● **Given data**:

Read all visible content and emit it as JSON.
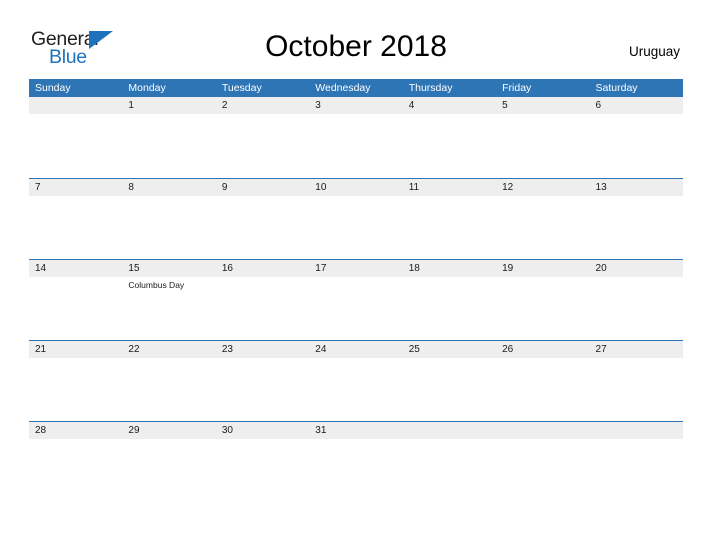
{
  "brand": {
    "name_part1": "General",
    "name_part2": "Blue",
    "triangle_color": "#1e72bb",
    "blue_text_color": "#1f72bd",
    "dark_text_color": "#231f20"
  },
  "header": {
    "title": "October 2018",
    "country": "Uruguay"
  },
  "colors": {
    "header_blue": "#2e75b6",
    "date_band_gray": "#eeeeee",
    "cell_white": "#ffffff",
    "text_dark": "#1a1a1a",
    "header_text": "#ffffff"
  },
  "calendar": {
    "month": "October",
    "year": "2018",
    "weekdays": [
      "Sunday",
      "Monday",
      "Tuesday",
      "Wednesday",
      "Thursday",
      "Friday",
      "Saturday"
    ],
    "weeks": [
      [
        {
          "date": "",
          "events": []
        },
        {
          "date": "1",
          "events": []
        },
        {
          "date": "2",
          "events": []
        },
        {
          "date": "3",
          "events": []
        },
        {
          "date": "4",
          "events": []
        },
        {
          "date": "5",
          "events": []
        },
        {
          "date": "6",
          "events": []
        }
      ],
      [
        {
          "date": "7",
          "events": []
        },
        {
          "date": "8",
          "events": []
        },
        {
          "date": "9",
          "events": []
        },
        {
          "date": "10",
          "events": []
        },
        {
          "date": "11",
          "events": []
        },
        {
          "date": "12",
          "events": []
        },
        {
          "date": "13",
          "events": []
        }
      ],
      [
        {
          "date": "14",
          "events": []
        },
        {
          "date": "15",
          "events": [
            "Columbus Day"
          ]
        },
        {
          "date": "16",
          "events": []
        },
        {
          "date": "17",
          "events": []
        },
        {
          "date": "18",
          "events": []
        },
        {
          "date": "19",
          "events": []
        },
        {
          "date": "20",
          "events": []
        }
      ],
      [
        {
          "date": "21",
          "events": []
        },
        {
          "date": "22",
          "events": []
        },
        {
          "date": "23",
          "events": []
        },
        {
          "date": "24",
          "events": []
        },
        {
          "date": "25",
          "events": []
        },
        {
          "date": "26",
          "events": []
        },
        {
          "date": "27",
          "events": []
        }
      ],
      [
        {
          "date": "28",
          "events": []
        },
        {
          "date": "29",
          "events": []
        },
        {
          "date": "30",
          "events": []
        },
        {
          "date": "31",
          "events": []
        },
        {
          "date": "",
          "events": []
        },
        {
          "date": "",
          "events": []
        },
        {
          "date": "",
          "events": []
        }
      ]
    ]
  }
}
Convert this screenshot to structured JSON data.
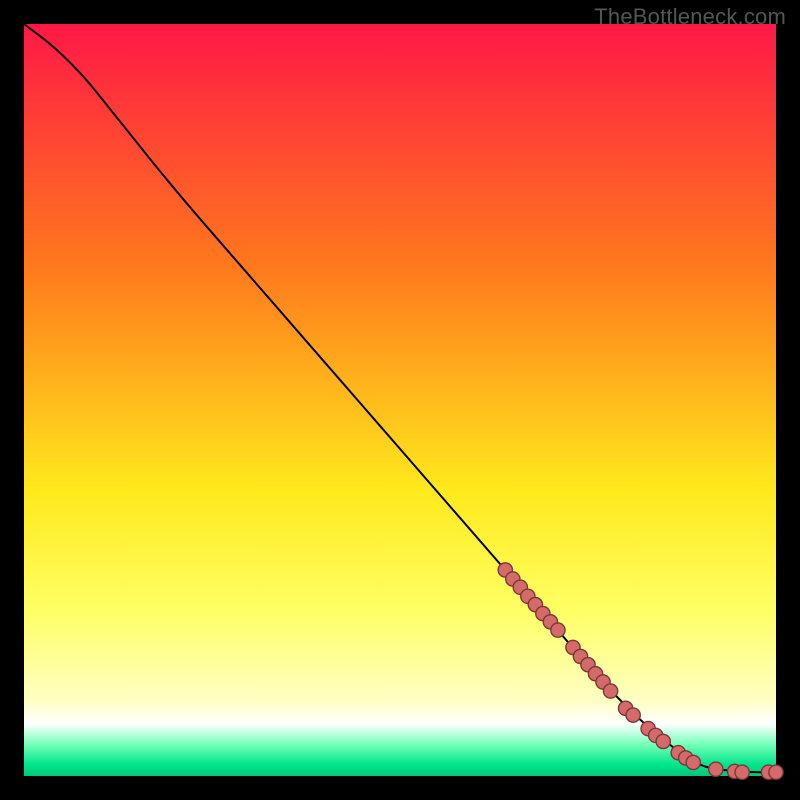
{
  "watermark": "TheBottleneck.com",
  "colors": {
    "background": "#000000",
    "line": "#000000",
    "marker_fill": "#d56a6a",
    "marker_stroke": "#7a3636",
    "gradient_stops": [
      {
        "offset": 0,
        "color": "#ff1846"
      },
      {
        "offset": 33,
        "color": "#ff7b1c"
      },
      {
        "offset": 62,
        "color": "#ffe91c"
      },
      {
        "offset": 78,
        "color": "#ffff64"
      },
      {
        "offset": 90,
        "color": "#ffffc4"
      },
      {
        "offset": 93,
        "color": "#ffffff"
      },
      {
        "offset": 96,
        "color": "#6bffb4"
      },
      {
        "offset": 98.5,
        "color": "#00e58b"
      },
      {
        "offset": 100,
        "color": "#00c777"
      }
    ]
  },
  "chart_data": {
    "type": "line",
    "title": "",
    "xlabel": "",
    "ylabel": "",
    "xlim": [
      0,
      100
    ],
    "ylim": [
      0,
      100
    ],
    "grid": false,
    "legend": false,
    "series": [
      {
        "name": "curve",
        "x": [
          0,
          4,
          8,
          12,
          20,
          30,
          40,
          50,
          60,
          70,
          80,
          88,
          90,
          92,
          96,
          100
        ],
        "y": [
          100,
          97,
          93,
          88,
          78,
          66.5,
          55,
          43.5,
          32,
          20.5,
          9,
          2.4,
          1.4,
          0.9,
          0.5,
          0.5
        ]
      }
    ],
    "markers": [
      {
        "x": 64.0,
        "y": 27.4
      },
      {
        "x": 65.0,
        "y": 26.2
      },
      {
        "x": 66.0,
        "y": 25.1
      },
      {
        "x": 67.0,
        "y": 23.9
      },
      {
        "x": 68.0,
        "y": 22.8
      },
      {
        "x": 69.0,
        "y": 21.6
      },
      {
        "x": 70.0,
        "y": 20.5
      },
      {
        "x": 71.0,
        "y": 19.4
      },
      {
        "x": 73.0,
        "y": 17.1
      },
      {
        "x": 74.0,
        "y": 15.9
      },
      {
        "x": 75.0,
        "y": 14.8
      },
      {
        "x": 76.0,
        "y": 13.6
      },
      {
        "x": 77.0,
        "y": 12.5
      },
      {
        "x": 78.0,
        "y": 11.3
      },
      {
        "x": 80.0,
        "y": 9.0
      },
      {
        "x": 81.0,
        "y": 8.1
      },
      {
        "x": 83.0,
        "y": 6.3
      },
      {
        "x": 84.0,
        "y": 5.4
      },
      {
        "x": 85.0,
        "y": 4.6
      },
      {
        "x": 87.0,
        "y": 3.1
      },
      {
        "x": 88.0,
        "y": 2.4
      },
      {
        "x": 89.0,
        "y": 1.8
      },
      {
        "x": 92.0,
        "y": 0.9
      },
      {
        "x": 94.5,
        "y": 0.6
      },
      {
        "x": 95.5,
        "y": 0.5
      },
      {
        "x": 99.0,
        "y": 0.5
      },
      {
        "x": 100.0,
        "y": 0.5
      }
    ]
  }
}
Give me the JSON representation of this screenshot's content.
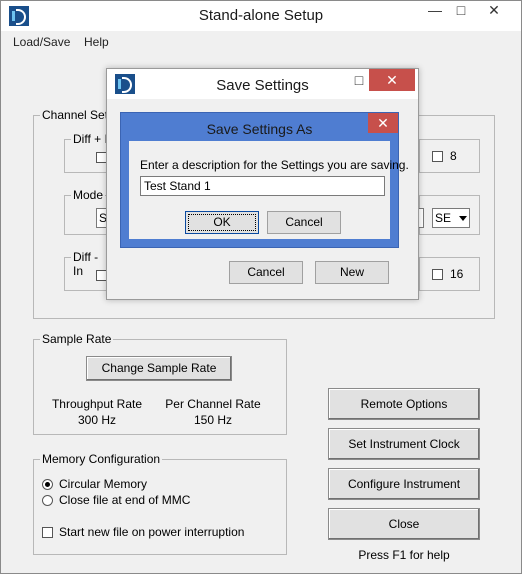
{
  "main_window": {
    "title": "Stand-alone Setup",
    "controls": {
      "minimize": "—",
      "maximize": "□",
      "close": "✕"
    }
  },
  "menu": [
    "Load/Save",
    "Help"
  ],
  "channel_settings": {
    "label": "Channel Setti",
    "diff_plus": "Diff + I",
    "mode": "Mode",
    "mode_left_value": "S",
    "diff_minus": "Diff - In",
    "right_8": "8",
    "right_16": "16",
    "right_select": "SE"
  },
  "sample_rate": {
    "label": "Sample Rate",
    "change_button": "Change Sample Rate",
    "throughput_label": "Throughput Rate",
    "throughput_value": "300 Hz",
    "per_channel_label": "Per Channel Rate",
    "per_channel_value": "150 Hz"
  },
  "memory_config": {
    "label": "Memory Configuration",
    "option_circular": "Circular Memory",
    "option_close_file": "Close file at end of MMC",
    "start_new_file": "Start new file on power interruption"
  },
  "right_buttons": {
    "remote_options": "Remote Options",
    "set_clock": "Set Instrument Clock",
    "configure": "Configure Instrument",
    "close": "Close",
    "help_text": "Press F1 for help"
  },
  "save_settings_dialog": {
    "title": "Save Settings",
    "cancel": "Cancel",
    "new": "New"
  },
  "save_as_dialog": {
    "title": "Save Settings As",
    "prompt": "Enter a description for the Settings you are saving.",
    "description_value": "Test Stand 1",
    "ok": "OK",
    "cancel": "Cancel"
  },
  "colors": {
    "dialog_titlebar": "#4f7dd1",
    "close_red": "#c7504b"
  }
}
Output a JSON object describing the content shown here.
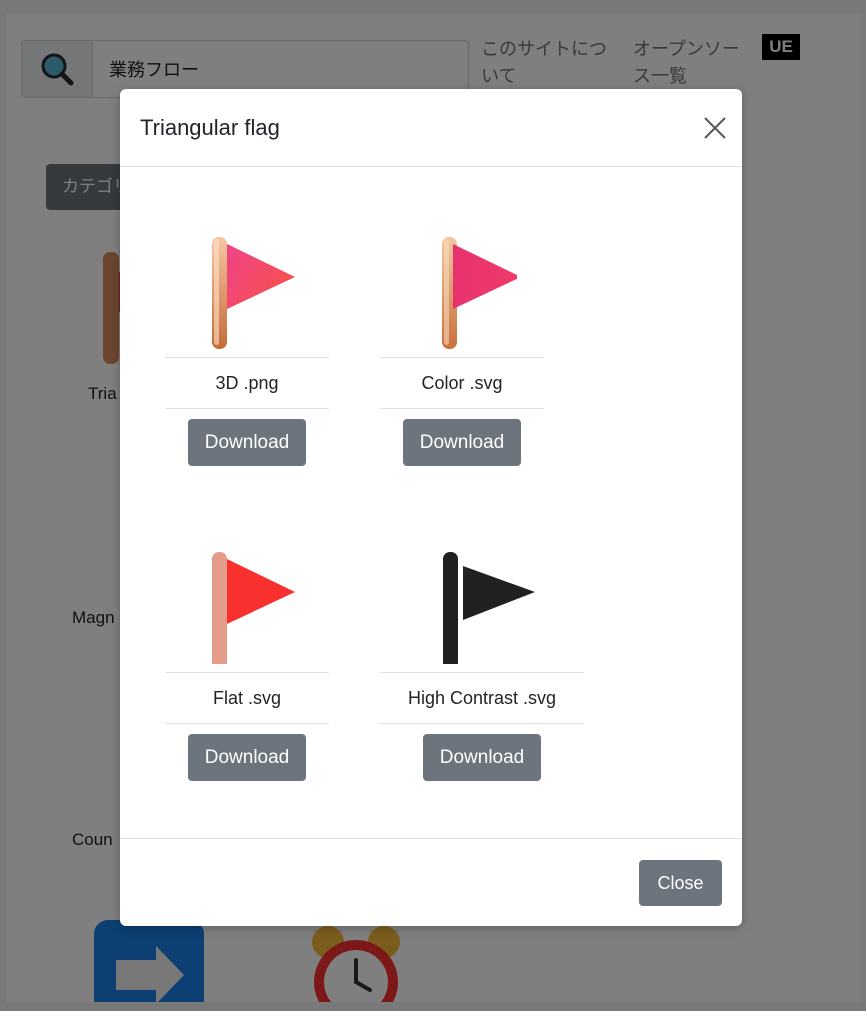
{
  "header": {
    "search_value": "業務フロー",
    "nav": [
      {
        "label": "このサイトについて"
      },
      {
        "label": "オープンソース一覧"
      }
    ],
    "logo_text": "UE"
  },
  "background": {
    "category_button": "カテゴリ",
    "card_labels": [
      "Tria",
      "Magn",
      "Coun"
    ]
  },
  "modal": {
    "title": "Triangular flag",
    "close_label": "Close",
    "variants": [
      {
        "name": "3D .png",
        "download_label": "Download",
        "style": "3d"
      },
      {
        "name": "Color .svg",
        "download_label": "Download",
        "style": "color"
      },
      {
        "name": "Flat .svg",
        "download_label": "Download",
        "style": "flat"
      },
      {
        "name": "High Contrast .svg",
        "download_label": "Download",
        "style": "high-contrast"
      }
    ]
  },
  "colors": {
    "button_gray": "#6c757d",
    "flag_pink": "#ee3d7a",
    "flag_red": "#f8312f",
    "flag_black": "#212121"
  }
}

● **Short problem**: Check each line of the data above for the string "ffffff" and report only how many lines have it.

● **Task output**: 3